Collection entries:
• • •
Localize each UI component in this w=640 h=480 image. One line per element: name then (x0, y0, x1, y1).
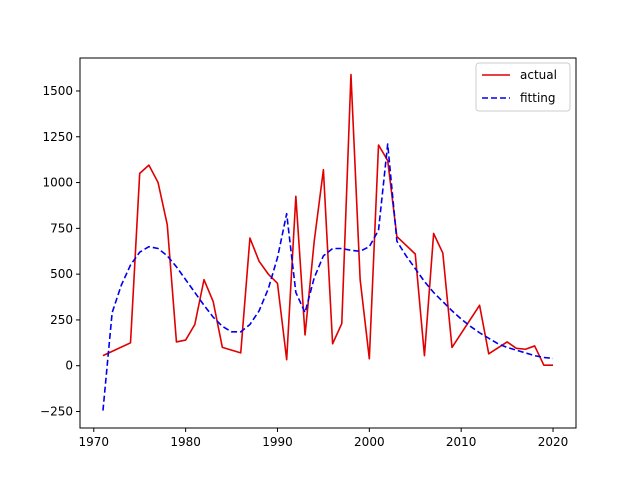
legend-label-actual: actual (520, 68, 557, 82)
y-tick-label: 250 (50, 313, 73, 327)
series-layer (102, 73, 554, 411)
y-tick-label: 500 (50, 267, 73, 281)
series-line-fitting (102, 143, 554, 411)
y-tick-label: 0 (65, 359, 73, 373)
x-tick-label: 2020 (538, 435, 569, 449)
y-axis: −250 0 250 500 750 1000 1250 1500 (40, 84, 80, 419)
x-axis: 1970 1980 1990 2000 2010 2020 (79, 428, 569, 449)
x-tick-label: 1970 (79, 435, 110, 449)
x-tick-label: 2000 (354, 435, 385, 449)
legend-label-fitting: fitting (520, 91, 556, 105)
plot-frame (79, 57, 577, 429)
x-tick-label: 1980 (170, 435, 201, 449)
x-tick-label: 2010 (446, 435, 477, 449)
x-tick-label: 1990 (262, 435, 293, 449)
y-tick-label: −250 (40, 405, 73, 419)
series-line-actual (102, 73, 554, 366)
legend: actual fitting (475, 62, 571, 112)
y-tick-label: 1250 (42, 130, 73, 144)
y-tick-label: 1500 (42, 84, 73, 98)
y-tick-label: 1000 (42, 176, 73, 190)
y-tick-label: 750 (50, 221, 73, 235)
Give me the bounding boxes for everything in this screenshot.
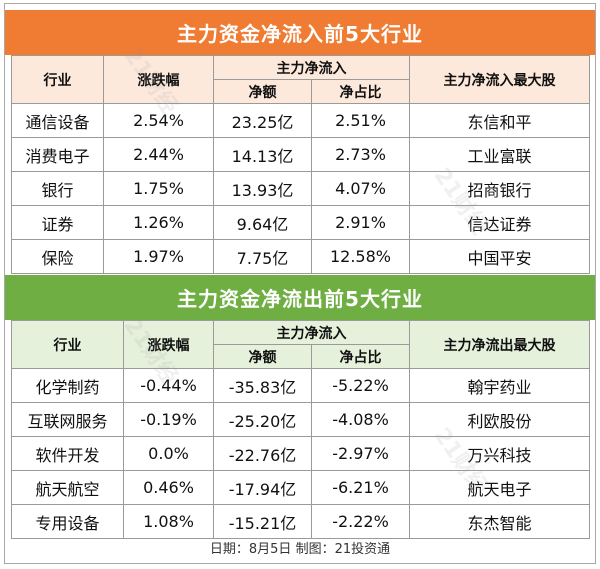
- header-change: 涨跌幅: [103, 55, 214, 104]
- net-ratio-cell: -4.08%: [311, 402, 410, 437]
- net-amount-cell: -22.76亿: [213, 436, 312, 471]
- top-stock-cell: 航天电子: [409, 470, 590, 505]
- change-cell: 2.44%: [103, 137, 214, 172]
- net-amount-cell: 23.25亿: [213, 103, 312, 138]
- change-cell: 2.54%: [103, 103, 214, 138]
- table-row: 保险 1.97% 7.75亿 12.58% 中国平安: [11, 239, 590, 274]
- header-industry: 行业: [11, 320, 124, 369]
- change-cell: 1.75%: [103, 171, 214, 206]
- header-industry: 行业: [11, 55, 104, 104]
- net-amount-cell: -15.21亿: [213, 504, 312, 539]
- header-flow-group: 主力净流入: [213, 320, 410, 345]
- header-top-stock: 主力净流出最大股: [409, 320, 590, 369]
- net-amount-cell: 13.93亿: [213, 171, 312, 206]
- table-row: 专用设备 1.08% -15.21亿 -2.22% 东杰智能: [11, 504, 590, 539]
- net-amount-cell: -35.83亿: [213, 368, 312, 403]
- net-amount-cell: 9.64亿: [213, 205, 312, 240]
- industry-cell: 专用设备: [11, 504, 124, 539]
- industry-cell: 银行: [11, 171, 104, 206]
- outflow-header-row: 行业 涨跌幅 主力净流入 主力净流出最大股: [11, 320, 590, 369]
- industry-cell: 证券: [11, 205, 104, 240]
- industry-cell: 软件开发: [11, 436, 124, 471]
- net-amount-cell: -17.94亿: [213, 470, 312, 505]
- top-stock-cell: 东信和平: [409, 103, 590, 138]
- header-net-ratio: 净占比: [311, 344, 410, 369]
- inflow-title: 主力资金净流入前5大行业: [5, 10, 595, 55]
- net-amount-cell: 14.13亿: [213, 137, 312, 172]
- footer-credit: 日期：8月5日 制图：21投资通: [209, 541, 391, 557]
- net-amount-cell: 7.75亿: [213, 239, 312, 274]
- net-amount-cell: -25.20亿: [213, 402, 312, 437]
- header-net-amount: 净额: [213, 79, 312, 104]
- change-cell: 0.46%: [123, 470, 214, 505]
- table-row: 银行 1.75% 13.93亿 4.07% 招商银行: [11, 171, 590, 206]
- header-top-stock: 主力净流入最大股: [409, 55, 590, 104]
- header-net-amount: 净额: [213, 344, 312, 369]
- top-stock-cell: 工业富联: [409, 137, 590, 172]
- industry-cell: 保险: [11, 239, 104, 274]
- table-row: 软件开发 0.0% -22.76亿 -2.97% 万兴科技: [11, 436, 590, 471]
- change-cell: -0.44%: [123, 368, 214, 403]
- change-cell: 1.97%: [103, 239, 214, 274]
- top-stock-cell: 利欧股份: [409, 402, 590, 437]
- inflow-subheader-row: 净额 净占比: [12, 79, 590, 104]
- table-row: 互联网服务 -0.19% -25.20亿 -4.08% 利欧股份: [11, 402, 590, 437]
- net-ratio-cell: -2.97%: [311, 436, 410, 471]
- table-row: 航天航空 0.46% -17.94亿 -6.21% 航天电子: [11, 470, 590, 505]
- net-ratio-cell: 4.07%: [311, 171, 410, 206]
- change-cell: -0.19%: [123, 402, 214, 437]
- net-ratio-cell: 12.58%: [311, 239, 410, 274]
- net-ratio-cell: -2.22%: [311, 504, 410, 539]
- header-change: 涨跌幅: [123, 320, 214, 369]
- table-row: 消费电子 2.44% 14.13亿 2.73% 工业富联: [11, 137, 590, 172]
- change-cell: 1.08%: [123, 504, 214, 539]
- top-stock-cell: 翰宇药业: [409, 368, 590, 403]
- industry-cell: 通信设备: [11, 103, 104, 138]
- table-row: 化学制药 -0.44% -35.83亿 -5.22% 翰宇药业: [11, 368, 590, 403]
- table-row: 通信设备 2.54% 23.25亿 2.51% 东信和平: [11, 103, 590, 138]
- top-stock-cell: 中国平安: [409, 239, 590, 274]
- top-stock-cell: 信达证券: [409, 205, 590, 240]
- report-frame: 主力资金净流入前5大行业 行业 涨跌幅 主力净流入 主力净流入最大股 净额 净占…: [4, 3, 596, 564]
- inflow-header-row: 行业 涨跌幅 主力净流入 主力净流入最大股: [11, 55, 590, 104]
- industry-cell: 航天航空: [11, 470, 124, 505]
- net-ratio-cell: 2.51%: [311, 103, 410, 138]
- net-ratio-cell: -5.22%: [311, 368, 410, 403]
- industry-cell: 化学制药: [11, 368, 124, 403]
- outflow-table: 行业 涨跌幅 主力净流入 主力净流出最大股 净额 净占比 化学制药 -0.44%…: [11, 320, 590, 539]
- top-stock-cell: 万兴科技: [409, 436, 590, 471]
- table-row: 证券 1.26% 9.64亿 2.91% 信达证券: [11, 205, 590, 240]
- header-net-ratio: 净占比: [311, 79, 410, 104]
- net-ratio-cell: 2.73%: [311, 137, 410, 172]
- net-ratio-cell: 2.91%: [311, 205, 410, 240]
- industry-cell: 消费电子: [11, 137, 104, 172]
- net-ratio-cell: -6.21%: [311, 470, 410, 505]
- change-cell: 1.26%: [103, 205, 214, 240]
- header-flow-group: 主力净流入: [213, 55, 410, 80]
- top-stock-cell: 招商银行: [409, 171, 590, 206]
- change-cell: 0.0%: [123, 436, 214, 471]
- industry-cell: 互联网服务: [11, 402, 124, 437]
- outflow-title: 主力资金净流出前5大行业: [5, 275, 595, 320]
- top-stock-cell: 东杰智能: [409, 504, 590, 539]
- inflow-table: 行业 涨跌幅 主力净流入 主力净流入最大股 净额 净占比 通信设备 2.54% …: [11, 55, 590, 274]
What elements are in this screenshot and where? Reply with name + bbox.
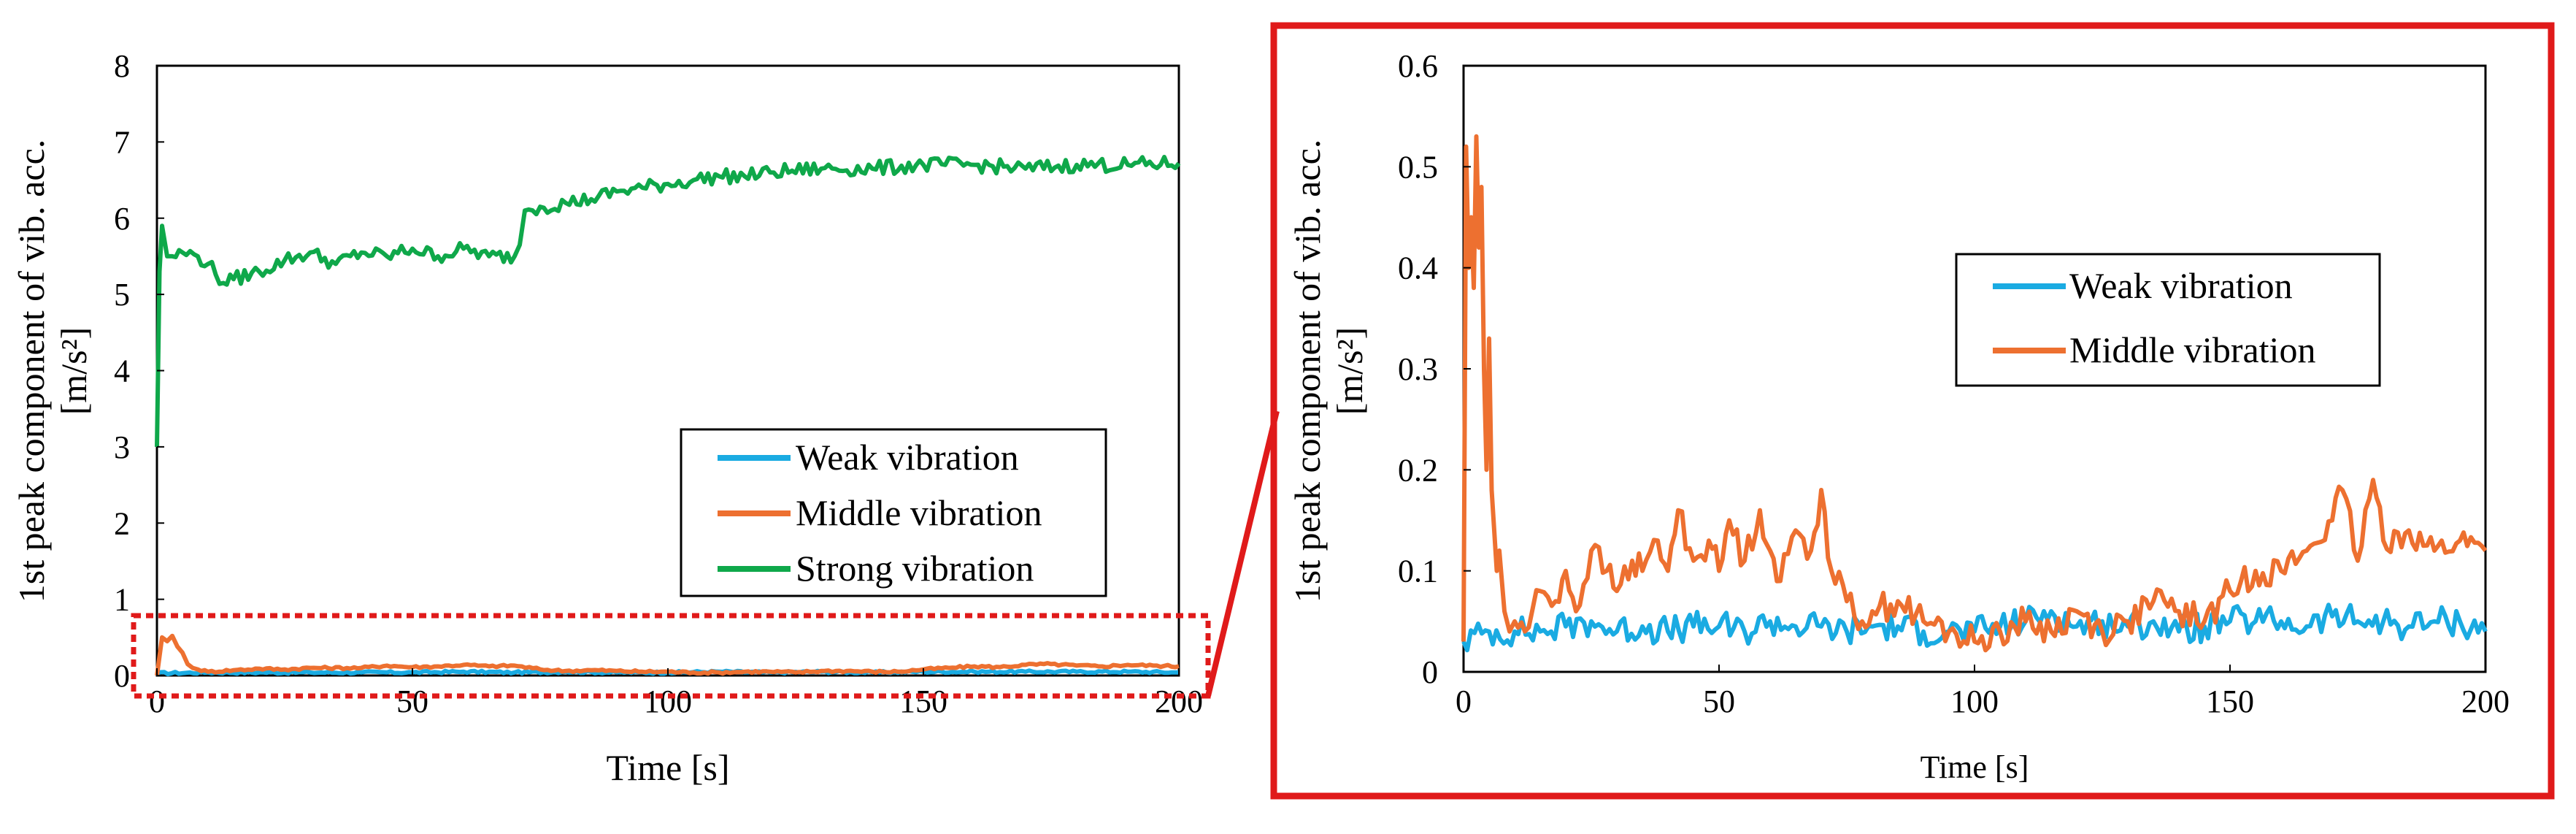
right-x-tick-label: 50 (1703, 684, 1735, 719)
right-y-tick-labels: 0 0.1 0.2 0.3 0.4 0.5 0.6 (1398, 48, 1471, 690)
left-x-tick-label: 150 (899, 684, 947, 719)
right-series-middle-vibration (1461, 134, 2488, 653)
left-series-middle-vibration (155, 633, 1180, 676)
right-y-tick-label: 0.4 (1398, 250, 1438, 286)
left-legend: Weak vibration Middle vibration Strong v… (680, 428, 1107, 597)
right-y-tick-label: 0 (1422, 654, 1438, 690)
right-legend: Weak vibration Middle vibration (1955, 253, 2381, 387)
right-legend-weak-label: Weak vibration (2069, 265, 2293, 306)
left-x-tick-label: 100 (644, 684, 692, 719)
left-y-tick-labels: 0 1 2 3 4 5 6 7 8 (114, 48, 164, 694)
right-x-tick-label: 150 (2206, 684, 2254, 719)
right-y-tick-label: 0.5 (1398, 149, 1438, 185)
left-y-tick-label: 6 (114, 201, 130, 237)
right-y-tick-label: 0.1 (1398, 554, 1438, 589)
right-x-tick-label: 100 (1950, 684, 1999, 719)
right-y-tick-label: 0.2 (1398, 452, 1438, 488)
left-chart: 0 1 2 3 4 5 6 7 8 0 50 100 150 200 Time [s] 1st peak… (11, 48, 1211, 788)
right-y-axis-label-line2: [m/s²] (1329, 327, 1370, 416)
right-legend-box (1955, 253, 2381, 387)
left-series-strong-vibration (155, 155, 1181, 447)
zoom-region-box (131, 613, 1211, 699)
right-x-tick-labels: 0 50 100 150 200 (1456, 665, 2510, 719)
zoom-connector-line (1205, 410, 1280, 697)
left-y-tick-label: 7 (114, 124, 130, 160)
right-y-tick-label: 0.3 (1398, 351, 1438, 387)
left-x-tick-label: 200 (1155, 684, 1203, 719)
left-legend-middle-label: Middle vibration (796, 492, 1042, 533)
right-series-group (1461, 134, 2488, 653)
left-series-group (155, 155, 1181, 677)
right-x-tick-label: 200 (2461, 684, 2510, 719)
right-y-tick-label: 0.6 (1398, 48, 1438, 84)
left-x-tick-labels: 0 50 100 150 200 (149, 668, 1203, 719)
left-y-tick-label: 1 (114, 582, 130, 618)
right-legend-middle-label: Middle vibration (2069, 329, 2315, 370)
zoom-frame (1270, 22, 2555, 800)
right-series-weak-vibration (1461, 602, 2488, 653)
left-y-axis-label-line1: 1st peak component of vib. acc. (11, 139, 52, 603)
left-y-tick-label: 3 (114, 429, 130, 465)
left-x-tick-label: 0 (149, 684, 165, 719)
left-legend-strong-label: Strong vibration (796, 548, 1034, 589)
right-y-axis-label-line1: 1st peak component of vib. acc. (1287, 139, 1328, 603)
left-y-axis-label-line2: [m/s²] (53, 327, 94, 416)
left-y-tick-label: 2 (114, 505, 130, 541)
right-chart: 0 0.1 0.2 0.3 0.4 0.5 0.6 0 50 100 150 200 Time [s… (1270, 22, 2555, 800)
left-legend-weak-label: Weak vibration (796, 437, 1019, 478)
right-x-tick-label: 0 (1456, 684, 1472, 719)
left-y-tick-label: 5 (114, 277, 130, 313)
left-y-tick-label: 0 (114, 658, 130, 694)
left-y-tick-label: 8 (114, 48, 130, 84)
right-x-axis-label: Time [s] (1921, 749, 2029, 785)
left-x-axis-label: Time [s] (606, 747, 729, 788)
left-x-tick-label: 50 (396, 684, 428, 719)
left-y-tick-label: 4 (114, 353, 130, 389)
• • •
## Problem requirements
Return, without any change, the lines of the data from the line with "right-x-tick-label: 50 (1703, 684, 1735, 719)" up to and including the line with "right-legend: Weak vibration".

## The result
right-x-tick-label: 50 (1703, 684, 1735, 719)
right-y-tick-labels: 0 0.1 0.2 0.3 0.4 0.5 0.6 (1398, 48, 1471, 690)
left-x-tick-label: 150 (899, 684, 947, 719)
right-series-middle-vibration (1461, 134, 2488, 653)
left-series-middle-vibration (155, 633, 1180, 676)
right-y-tick-label: 0.4 (1398, 250, 1438, 286)
left-legend: Weak vibration Middle vibration Strong v… (680, 428, 1107, 597)
right-y-tick-label: 0 (1422, 654, 1438, 690)
right-legend: Weak vibration Middle vibration (1955, 253, 2381, 387)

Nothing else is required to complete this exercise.